## What is expected
Pictures aside, write out every record exactly as it appears.

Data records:
##############################

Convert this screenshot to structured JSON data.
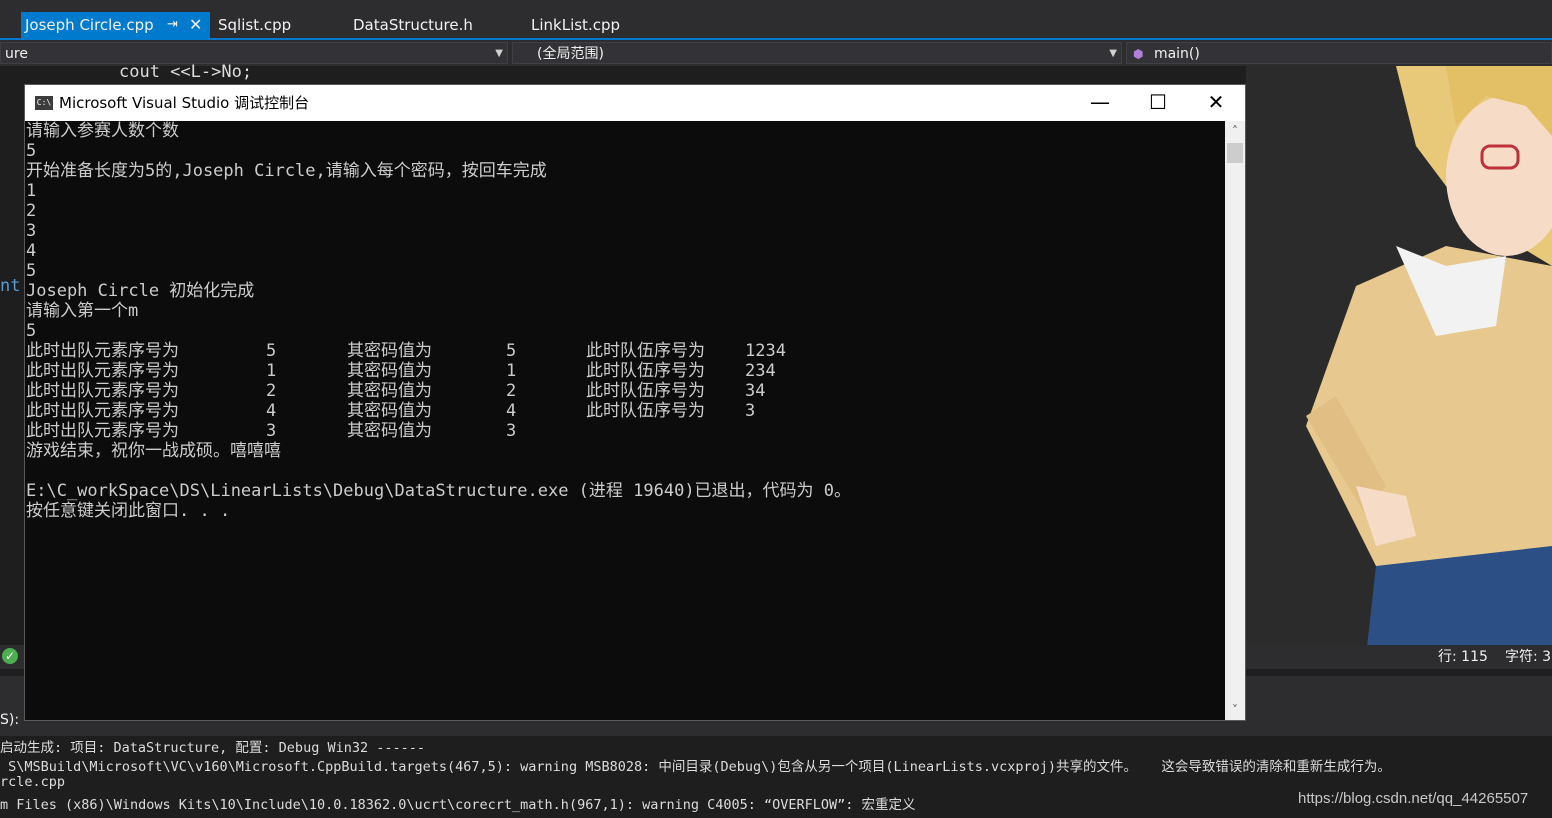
{
  "tabs": {
    "active": "Joseph Circle.cpp",
    "pin_icon": "pin-icon",
    "close_icon": "close-icon",
    "items": [
      "Sqlist.cpp",
      "DataStructure.h",
      "LinkList.cpp"
    ]
  },
  "navbar": {
    "left": "ure",
    "scope": "(全局范围)",
    "member": "main()"
  },
  "editor": {
    "code_line": "cout <<L->No;",
    "code_fragment": "nt"
  },
  "status": {
    "line": "行: 115",
    "char": "字符: 3"
  },
  "console": {
    "title": "Microsoft Visual Studio 调试控制台",
    "icon_label": "C:\\",
    "lines": [
      "请输入参赛人数个数",
      "5",
      "开始准备长度为5的,Joseph Circle,请输入每个密码，按回车完成",
      "1",
      "2",
      "3",
      "4",
      "5",
      "Joseph Circle 初始化完成",
      "请输入第一个m",
      "5"
    ],
    "dequeue_rows": [
      [
        "此时出队元素序号为",
        "5",
        "其密码值为",
        "5",
        "此时队伍序号为",
        "1234"
      ],
      [
        "此时出队元素序号为",
        "1",
        "其密码值为",
        "1",
        "此时队伍序号为",
        "234"
      ],
      [
        "此时出队元素序号为",
        "2",
        "其密码值为",
        "2",
        "此时队伍序号为",
        "34"
      ],
      [
        "此时出队元素序号为",
        "4",
        "其密码值为",
        "4",
        "此时队伍序号为",
        "3"
      ],
      [
        "此时出队元素序号为",
        "3",
        "其密码值为",
        "3",
        "",
        ""
      ]
    ],
    "end_lines": [
      "游戏结束，祝你一战成硕。嘻嘻嘻",
      "",
      "E:\\C_workSpace\\DS\\LinearLists\\Debug\\DataStructure.exe (进程 19640)已退出，代码为 0。",
      "按任意键关闭此窗口. . ."
    ]
  },
  "output": {
    "toolbar_label": "S):",
    "lines": [
      "启动生成: 项目: DataStructure, 配置: Debug Win32 ------",
      " S\\MSBuild\\Microsoft\\VC\\v160\\Microsoft.CppBuild.targets(467,5): warning MSB8028: 中间目录(Debug\\)包含从另一个项目(LinearLists.vcxproj)共享的文件。   这会导致错误的清除和重新生成行为。",
      "rcle.cpp",
      "m Files (x86)\\Windows Kits\\10\\Include\\10.0.18362.0\\ucrt\\corecrt_math.h(967,1): warning C4005: “OVERFLOW”: 宏重定义"
    ]
  },
  "watermark": "https://blog.csdn.net/qq_44265507"
}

##############################

## Response
Convert this screenshot to structured JSON data.
{
  "tabs": {
    "active": "Joseph Circle.cpp",
    "pin_icon": "pin-icon",
    "close_icon": "close-icon",
    "items": [
      "Sqlist.cpp",
      "DataStructure.h",
      "LinkList.cpp"
    ]
  },
  "navbar": {
    "left": "ure",
    "scope": "(全局范围)",
    "member": "main()"
  },
  "editor": {
    "code_line": "cout <<L->No;",
    "code_fragment": "nt"
  },
  "status": {
    "line": "行: 115",
    "char": "字符: 3"
  },
  "console": {
    "title": "Microsoft Visual Studio 调试控制台",
    "icon_label": "C:\\",
    "lines": [
      "请输入参赛人数个数",
      "5",
      "开始准备长度为5的,Joseph Circle,请输入每个密码，按回车完成",
      "1",
      "2",
      "3",
      "4",
      "5",
      "Joseph Circle 初始化完成",
      "请输入第一个m",
      "5"
    ],
    "dequeue_rows": [
      [
        "此时出队元素序号为",
        "5",
        "其密码值为",
        "5",
        "此时队伍序号为",
        "1234"
      ],
      [
        "此时出队元素序号为",
        "1",
        "其密码值为",
        "1",
        "此时队伍序号为",
        "234"
      ],
      [
        "此时出队元素序号为",
        "2",
        "其密码值为",
        "2",
        "此时队伍序号为",
        "34"
      ],
      [
        "此时出队元素序号为",
        "4",
        "其密码值为",
        "4",
        "此时队伍序号为",
        "3"
      ],
      [
        "此时出队元素序号为",
        "3",
        "其密码值为",
        "3",
        "",
        ""
      ]
    ],
    "end_lines": [
      "游戏结束，祝你一战成硕。嘻嘻嘻",
      "",
      "E:\\C_workSpace\\DS\\LinearLists\\Debug\\DataStructure.exe (进程 19640)已退出，代码为 0。",
      "按任意键关闭此窗口. . ."
    ]
  },
  "output": {
    "toolbar_label": "S):",
    "lines": [
      "启动生成: 项目: DataStructure, 配置: Debug Win32 ------",
      " S\\MSBuild\\Microsoft\\VC\\v160\\Microsoft.CppBuild.targets(467,5): warning MSB8028: 中间目录(Debug\\)包含从另一个项目(LinearLists.vcxproj)共享的文件。   这会导致错误的清除和重新生成行为。",
      "rcle.cpp",
      "m Files (x86)\\Windows Kits\\10\\Include\\10.0.18362.0\\ucrt\\corecrt_math.h(967,1): warning C4005: “OVERFLOW”: 宏重定义"
    ]
  },
  "watermark": "https://blog.csdn.net/qq_44265507"
}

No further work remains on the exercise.